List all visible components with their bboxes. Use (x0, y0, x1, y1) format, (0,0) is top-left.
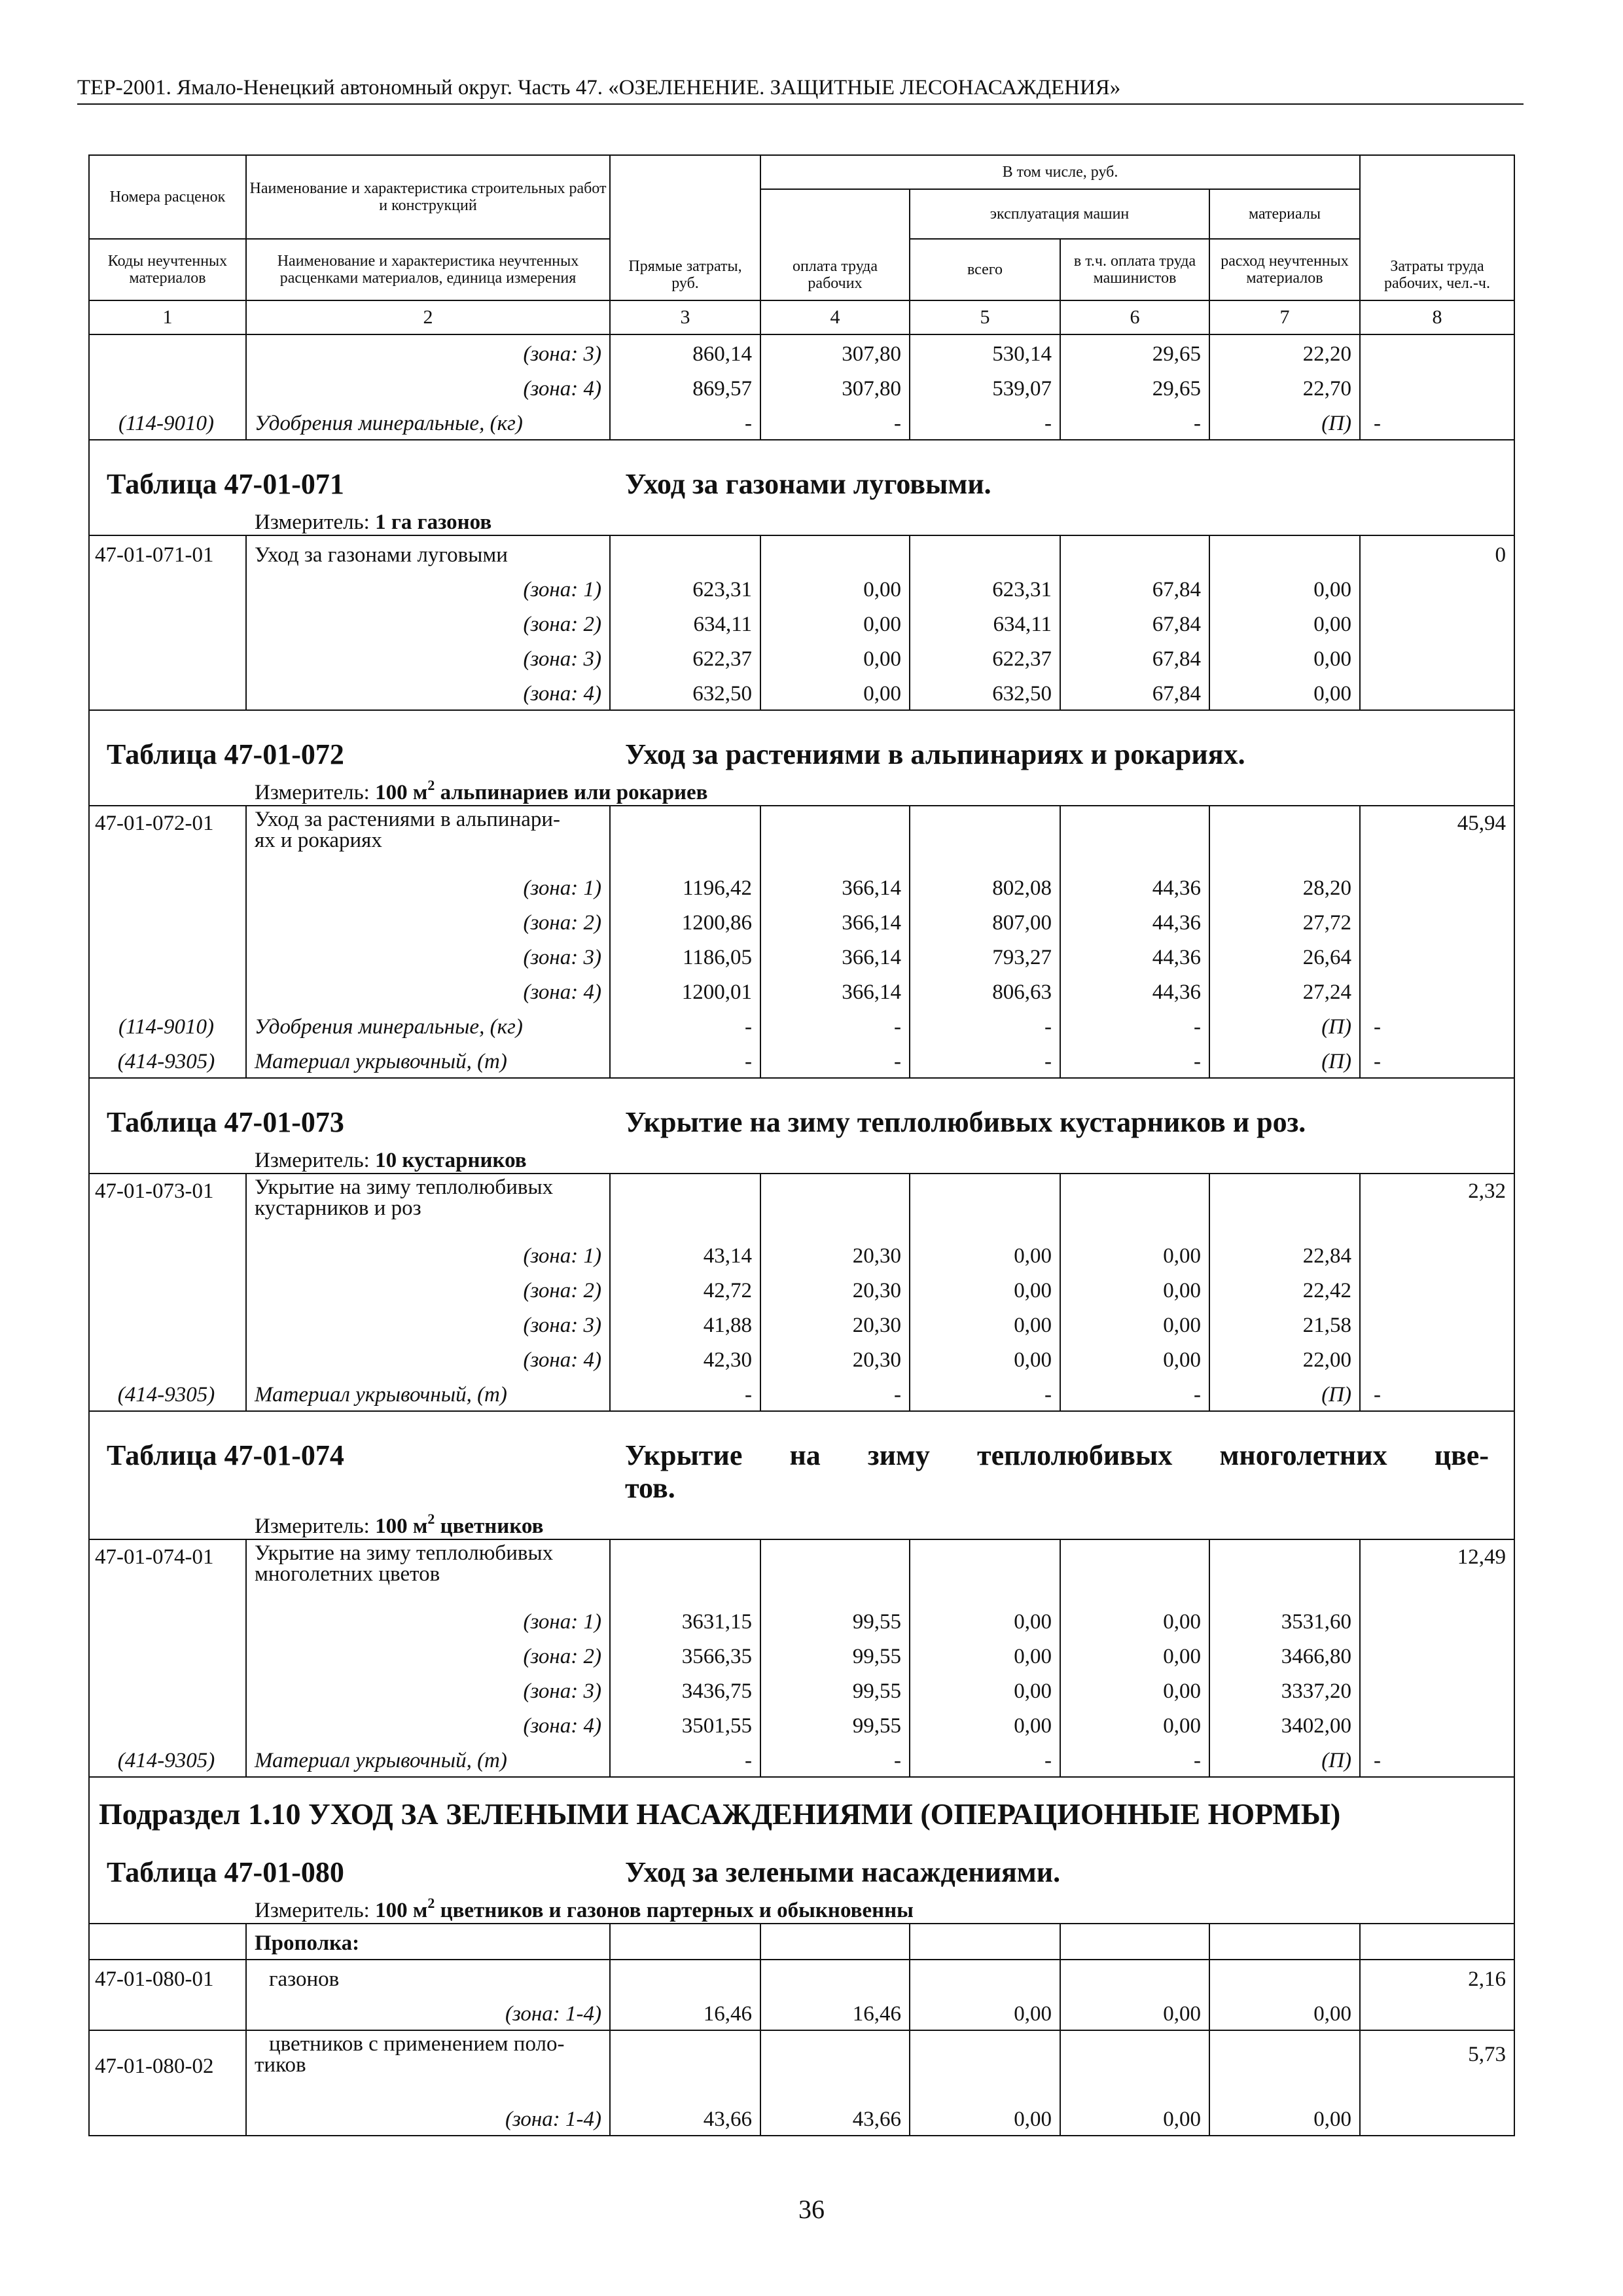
table-cell: 0,00 (1209, 605, 1360, 640)
table-cell: 802,08 (910, 869, 1060, 904)
table-cell: 0,00 (910, 1995, 1060, 2030)
table-number: Таблица 47-01-074 (107, 1439, 344, 1471)
table-cell: 0,00 (1060, 1672, 1209, 1707)
table-row (89, 1603, 1514, 1638)
table-cell: 45,94 (1360, 806, 1514, 869)
table-cell: 22,42 (1209, 1272, 1360, 1306)
table-cell: (зона: 3) (246, 1306, 610, 1341)
table-cell: (зона: 4) (246, 675, 610, 710)
table-name: Уход за зелеными насаждениями. (625, 1856, 1061, 1888)
table-cell: - (1360, 1376, 1514, 1411)
table-cell: 366,14 (760, 869, 910, 904)
table-cell: 3337,20 (1209, 1672, 1360, 1707)
table-cell: Материал укрывочный, (т) (246, 1043, 610, 1078)
table-cell: - (610, 1376, 760, 1411)
table-row (89, 1672, 1514, 1707)
table-cell: 8 (1360, 300, 1514, 334)
table-cell: - (610, 1043, 760, 1078)
table-cell: 0,00 (910, 2100, 1060, 2136)
table-cell: - (1060, 1376, 1209, 1411)
table-cell: 3436,75 (610, 1672, 760, 1707)
table-cell: (414-9305) (89, 1742, 246, 1777)
table-cell: 67,84 (1060, 675, 1209, 710)
table-row (89, 370, 1514, 404)
table-cell: (зона: 1-4) (246, 1995, 610, 2030)
table-cell: 869,57 (610, 370, 760, 404)
table-cell: - (760, 1376, 910, 1411)
table-cell: 0,00 (1060, 2100, 1209, 2136)
table-cell: 67,84 (1060, 605, 1209, 640)
table-cell: 307,80 (760, 370, 910, 404)
table-cell: 0,00 (1060, 1306, 1209, 1341)
table-title-071 (89, 440, 1514, 506)
table-row (89, 1995, 1514, 2030)
table-cell: Подраздел 1.10 УХОД ЗА ЗЕЛЕНЫМИ НАСАЖДЕНИЯМИ (ОПЕРАЦИОННЫЕ НОРМЫ) (89, 1778, 1514, 1835)
table-cell: 7 (1209, 300, 1360, 334)
table-row (89, 1237, 1514, 1272)
table-cell: (414-9305) (89, 1376, 246, 1411)
table-row (89, 1306, 1514, 1341)
table-cell: 3466,80 (1209, 1638, 1360, 1672)
table-cell: 0,00 (1060, 1272, 1209, 1306)
table-cell: 20,30 (760, 1306, 910, 1341)
table-cell: 26,64 (1209, 939, 1360, 973)
table-cell: (114-9010) (89, 404, 246, 440)
table-cell: 6 (1060, 300, 1209, 334)
rate-code: 47-01-080-02 (89, 2031, 246, 2100)
table-row (89, 904, 1514, 939)
table-name: Укрытие на зиму теплолюбивых кустарников и роз. (625, 1106, 1306, 1138)
material-row (89, 1742, 1514, 1777)
table-cell: 1200,01 (610, 973, 760, 1008)
table-cell: (114-9010) (89, 1008, 246, 1043)
table-cell: 366,14 (760, 939, 910, 973)
col-header-name: Наименование и характеристика строительных работ и конструкций (246, 155, 610, 239)
table-cell: 0,00 (910, 1672, 1060, 1707)
table-row (89, 675, 1514, 710)
table-cell: (зона: 2) (246, 1638, 610, 1672)
table-cell: 634,11 (610, 605, 760, 640)
col-header-labor-hours: Затраты труда рабочих, чел.-ч. (1360, 155, 1514, 300)
table-cell: Удобрения минеральные, (кг) (246, 404, 610, 440)
table-cell: - (610, 1742, 760, 1777)
table-cell: (зона: 3) (246, 334, 610, 370)
table-cell: 0,00 (910, 1306, 1060, 1341)
table-cell: 0,00 (760, 640, 910, 675)
table-cell: 3631,15 (610, 1603, 760, 1638)
rate-row (89, 1960, 1514, 1995)
table-cell: 67,84 (1060, 571, 1209, 605)
table-cell: - (1360, 1043, 1514, 1078)
table-cell: 44,36 (1060, 973, 1209, 1008)
table-cell: 22,84 (1209, 1237, 1360, 1272)
table-cell: 16,46 (760, 1995, 910, 2030)
table-cell: (зона: 4) (246, 1341, 610, 1376)
table-cell: 67,84 (1060, 640, 1209, 675)
table-cell: - (760, 404, 910, 440)
table-cell: газонов (246, 1960, 610, 1995)
table-cell: (зона: 4) (246, 370, 610, 404)
table-row (89, 2100, 1514, 2136)
table-cell: (зона: 4) (246, 1707, 610, 1742)
measure-row: Измеритель: 1 га газонов (89, 506, 1514, 535)
table-cell: 0,00 (760, 675, 910, 710)
table-cell: 12,49 (1360, 1540, 1514, 1603)
table-cell: 27,24 (1209, 973, 1360, 1008)
table-cell: 27,72 (1209, 904, 1360, 939)
table-cell: 44,36 (1060, 869, 1209, 904)
table-cell: - (910, 1742, 1060, 1777)
table-cell: 0,00 (1060, 1603, 1209, 1638)
table-cell: 1186,05 (610, 939, 760, 973)
table-cell: 0,00 (910, 1603, 1060, 1638)
table-name: Уход за газонами луговыми. (625, 468, 991, 500)
table-cell: 20,30 (760, 1272, 910, 1306)
table-row (89, 1707, 1514, 1742)
table-cell: 0,00 (910, 1638, 1060, 1672)
col-header-group: В том числе, руб. (760, 155, 1360, 189)
table-cell: 0,00 (1060, 1638, 1209, 1672)
table-cell: 0,00 (1060, 1237, 1209, 1272)
table-cell: 22,00 (1209, 1341, 1360, 1376)
table-cell: 43,14 (610, 1237, 760, 1272)
measure-row: Измеритель: 100 $м^2$ альпинариев или рокариев (89, 776, 1514, 806)
col-header-materials: материалы (1209, 189, 1360, 239)
table-cell: 21,58 (1209, 1306, 1360, 1341)
table-cell: 366,14 (760, 904, 910, 939)
table-cell: (зона: 1) (246, 869, 610, 904)
table-row (89, 939, 1514, 973)
table-cell: 539,07 (910, 370, 1060, 404)
rate-code: 47-01-074-01 (89, 1540, 246, 1603)
rate-row (89, 536, 1514, 571)
col-header-unaccounted-codes: Коды неучтенных материалов (89, 239, 246, 300)
table-cell: 3566,35 (610, 1638, 760, 1672)
table-cell: - (760, 1043, 910, 1078)
rate-code: 47-01-071-01 (89, 536, 246, 571)
table-cell: Уход за газонами луговыми (246, 536, 610, 571)
table-cell: 366,14 (760, 973, 910, 1008)
rate-code: 47-01-073-01 (89, 1174, 246, 1237)
material-row (89, 404, 1514, 440)
table-cell: 622,37 (610, 640, 760, 675)
table-cell: 44,36 (1060, 939, 1209, 973)
table-row (89, 869, 1514, 904)
table-title-073 (89, 1079, 1514, 1144)
col-header-direct-costs: Прямые затраты, руб. (610, 155, 760, 300)
table-cell: 307,80 (760, 334, 910, 370)
table-cell: (зона: 2) (246, 1272, 610, 1306)
table-row (89, 605, 1514, 640)
table-cell: 530,14 (910, 334, 1060, 370)
table-cell: - (910, 1043, 1060, 1078)
table-cell: Прополка: (246, 1924, 610, 1960)
table-cell: 16,46 (610, 1995, 760, 2030)
table-cell: - (1060, 1043, 1209, 1078)
table-cell: (зона: 3) (246, 640, 610, 675)
col-header-machinists-wages: в т.ч. оплата труда машинистов (1060, 239, 1209, 300)
rate-row: 47-01-080-02 цветников с применением поло- тиков 5,73 (89, 2031, 1514, 2100)
table-cell: 0,00 (1209, 640, 1360, 675)
table-cell: 22,20 (1209, 334, 1360, 370)
table-cell: 807,00 (910, 904, 1060, 939)
rate-row: 47-01-073-01 Укрытие на зиму теплолюбивых кустарников и роз 2,32 (89, 1174, 1514, 1237)
table-cell: 0,00 (1060, 1995, 1209, 2030)
subsection-title (89, 1778, 1514, 1835)
table-cell: 99,55 (760, 1707, 910, 1742)
table-cell: 623,31 (910, 571, 1060, 605)
table-cell: (зона: 3) (246, 1672, 610, 1707)
table-cell: - (760, 1008, 910, 1043)
table-cell: 3531,60 (1209, 1603, 1360, 1638)
table-cell: 634,11 (910, 605, 1060, 640)
table-row (89, 1341, 1514, 1376)
table-cell: 0,00 (1209, 675, 1360, 710)
table-cell: 2,32 (1360, 1174, 1514, 1237)
table-cell: 4 (760, 300, 910, 334)
table-cell: - (910, 1008, 1060, 1043)
table-number: Таблица 47-01-080 (107, 1856, 344, 1888)
table-cell: (зона: 1) (246, 1237, 610, 1272)
table-cell: Материал укрывочный, (т) (246, 1376, 610, 1411)
table-number: Таблица 47-01-071 (107, 468, 344, 500)
col-header-machines-total: всего (910, 239, 1060, 300)
table-cell: (П) (1209, 1043, 1360, 1078)
material-row (89, 1008, 1514, 1043)
table-cell: Материал укрывочный, (т) (246, 1742, 610, 1777)
table-cell: (П) (1209, 1008, 1360, 1043)
table-cell: (зона: 1) (246, 1603, 610, 1638)
material-row (89, 1376, 1514, 1411)
table-cell: - (1060, 1742, 1209, 1777)
table-cell: 2,16 (1360, 1960, 1514, 1995)
page-number: 36 (798, 2195, 825, 2224)
page-header: ТЕР-2001. Ямало-Ненецкий автономный округ. Часть 47. «ОЗЕЛЕНЕНИЕ. ЗАЩИТНЫЕ ЛЕСОНАСАЖДЕНИЯ» (77, 73, 1524, 105)
table-cell: 622,37 (910, 640, 1060, 675)
table-cell: 0,00 (1060, 1707, 1209, 1742)
table-cell: 29,65 (1060, 370, 1209, 404)
table-row (89, 973, 1514, 1008)
table-cell: 20,30 (760, 1237, 910, 1272)
col-header-unaccounted-names: Наименование и характеристика неучтенных расценками материалов, единица измерения (246, 239, 610, 300)
table-cell: 28,20 (1209, 869, 1360, 904)
table-cell: 1196,42 (610, 869, 760, 904)
table-cell: 0,00 (1060, 1341, 1209, 1376)
rate-row: 47-01-074-01 Укрытие на зиму теплолюбивых многолетних цветов 12,49 (89, 1540, 1514, 1603)
col-header-wages: оплата труда рабочих (760, 189, 910, 300)
table-cell: 22,70 (1209, 370, 1360, 404)
table-cell: 43,66 (760, 2100, 910, 2136)
table-cell: 42,72 (610, 1272, 760, 1306)
table-cell: 5 (910, 300, 1060, 334)
table-number: Таблица 47-01-073 (107, 1106, 344, 1138)
table-cell: 0,00 (1209, 571, 1360, 605)
table-cell: 0,00 (910, 1237, 1060, 1272)
col-header-machines: эксплуатация машин (910, 189, 1209, 239)
table-cell: 0,00 (1209, 2100, 1360, 2136)
table-cell: (зона: 2) (246, 904, 610, 939)
table-cell: (зона: 1-4) (246, 2100, 610, 2136)
column-numbers-row (89, 300, 1514, 334)
table-cell: - (760, 1742, 910, 1777)
table-cell: 1200,86 (610, 904, 760, 939)
material-row (89, 1043, 1514, 1078)
table-cell: 5,73 (1360, 2031, 1514, 2100)
table-row (89, 1638, 1514, 1672)
measure-row: Измеритель: 10 кустарников (89, 1144, 1514, 1174)
table-cell: 0,00 (910, 1341, 1060, 1376)
measure-row: Измеритель: 100 $м^2$ цветников (89, 1510, 1514, 1539)
table-cell: 41,88 (610, 1306, 760, 1341)
table-cell: 860,14 (610, 334, 760, 370)
table-row (89, 1272, 1514, 1306)
group-row (89, 1924, 1514, 1960)
table-cell: 99,55 (760, 1638, 910, 1672)
table-number: Таблица 47-01-072 (107, 738, 344, 770)
table-cell: 0,00 (760, 571, 910, 605)
table-cell: Удобрения минеральные, (кг) (246, 1008, 610, 1043)
table-cell: - (610, 1008, 760, 1043)
table-cell: 2 (246, 300, 610, 334)
table-cell: 42,30 (610, 1341, 760, 1376)
table-name: Укрытие на зиму теплолюбивых многолетних цве- тов. (625, 1439, 1489, 1504)
rate-row: 47-01-072-01 Уход за растениями в альпинари- ях и рокариях 45,94 (89, 806, 1514, 869)
table-cell: (зона: 1) (246, 571, 610, 605)
table-cell: (П) (1209, 1742, 1360, 1777)
table-cell: 3 (610, 300, 760, 334)
table-cell: (зона: 3) (246, 939, 610, 973)
table-cell: (зона: 2) (246, 605, 610, 640)
table-cell: 43,66 (610, 2100, 760, 2136)
table-cell: 3501,55 (610, 1707, 760, 1742)
table-row (89, 334, 1514, 370)
table-cell: 99,55 (760, 1672, 910, 1707)
table-cell: 20,30 (760, 1341, 910, 1376)
table-cell: - (1060, 404, 1209, 440)
table-cell: (П) (1209, 1376, 1360, 1411)
table-cell: 0 (1360, 536, 1514, 571)
rate-code: 47-01-080-01 (89, 1960, 246, 1995)
table-cell: 623,31 (610, 571, 760, 605)
table-cell: 0,00 (1209, 1995, 1360, 2030)
table-cell: 632,50 (610, 675, 760, 710)
col-header-codes: Номера расценок (89, 155, 246, 239)
table-cell: (414-9305) (89, 1043, 246, 1078)
table-cell: 1 (89, 300, 246, 334)
table-cell: - (1360, 1742, 1514, 1777)
table-cell: 29,65 (1060, 334, 1209, 370)
table-cell: - (910, 1376, 1060, 1411)
table-cell: 0,00 (760, 605, 910, 640)
rate-code: 47-01-072-01 (89, 806, 246, 869)
table-row (89, 571, 1514, 605)
table-title-072 (89, 711, 1514, 776)
table-cell: 0,00 (910, 1272, 1060, 1306)
table-cell: - (1060, 1008, 1209, 1043)
table-cell: 44,36 (1060, 904, 1209, 939)
table-cell: - (610, 404, 760, 440)
table-cell: (зона: 4) (246, 973, 610, 1008)
col-header-unaccounted-materials: расход неучтенных материалов (1209, 239, 1360, 300)
table-cell: - (1360, 1008, 1514, 1043)
table-cell: 806,63 (910, 973, 1060, 1008)
table-cell: 3402,00 (1209, 1707, 1360, 1742)
rates-table (88, 154, 1515, 2136)
table-cell: 793,27 (910, 939, 1060, 973)
table-cell: 0,00 (910, 1707, 1060, 1742)
table-cell: 99,55 (760, 1603, 910, 1638)
table-title-074 (89, 1412, 1514, 1510)
table-cell: 632,50 (910, 675, 1060, 710)
table-row (89, 640, 1514, 675)
table-cell: - (910, 404, 1060, 440)
table-title-080 (89, 1835, 1514, 1894)
table-name: Уход за растениями в альпинариях и рокариях. (625, 738, 1245, 770)
table-cell: - (1360, 404, 1514, 440)
measure-row: Измеритель: 100 $м^2$ цветников и газонов партерных и обыкновенны (89, 1894, 1514, 1924)
table-cell: (П) (1209, 404, 1360, 440)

# # # #

__Prompt__
Copy the lines from the one with "table-cell: 0,00 (1209, 605, 1360, 640)" to the one with "table-cell: (зона: 4) (246, 675, 610, 710)", replacing "table-cell" with "grid-cell" and keeping everything else the same.

__Response for this exercise__
grid-cell: 0,00 (1209, 605, 1360, 640)
grid-cell: 802,08 (910, 869, 1060, 904)
grid-cell: 0,00 (910, 1995, 1060, 2030)
table-number: Таблица 47-01-074 (107, 1439, 344, 1471)
grid-cell: 0,00 (1060, 1672, 1209, 1707)
table-row (89, 1603, 1514, 1638)
grid-cell: 45,94 (1360, 806, 1514, 869)
grid-cell: 22,42 (1209, 1272, 1360, 1306)
grid-cell: (зона: 3) (246, 1306, 610, 1341)
grid-cell: (зона: 4) (246, 675, 610, 710)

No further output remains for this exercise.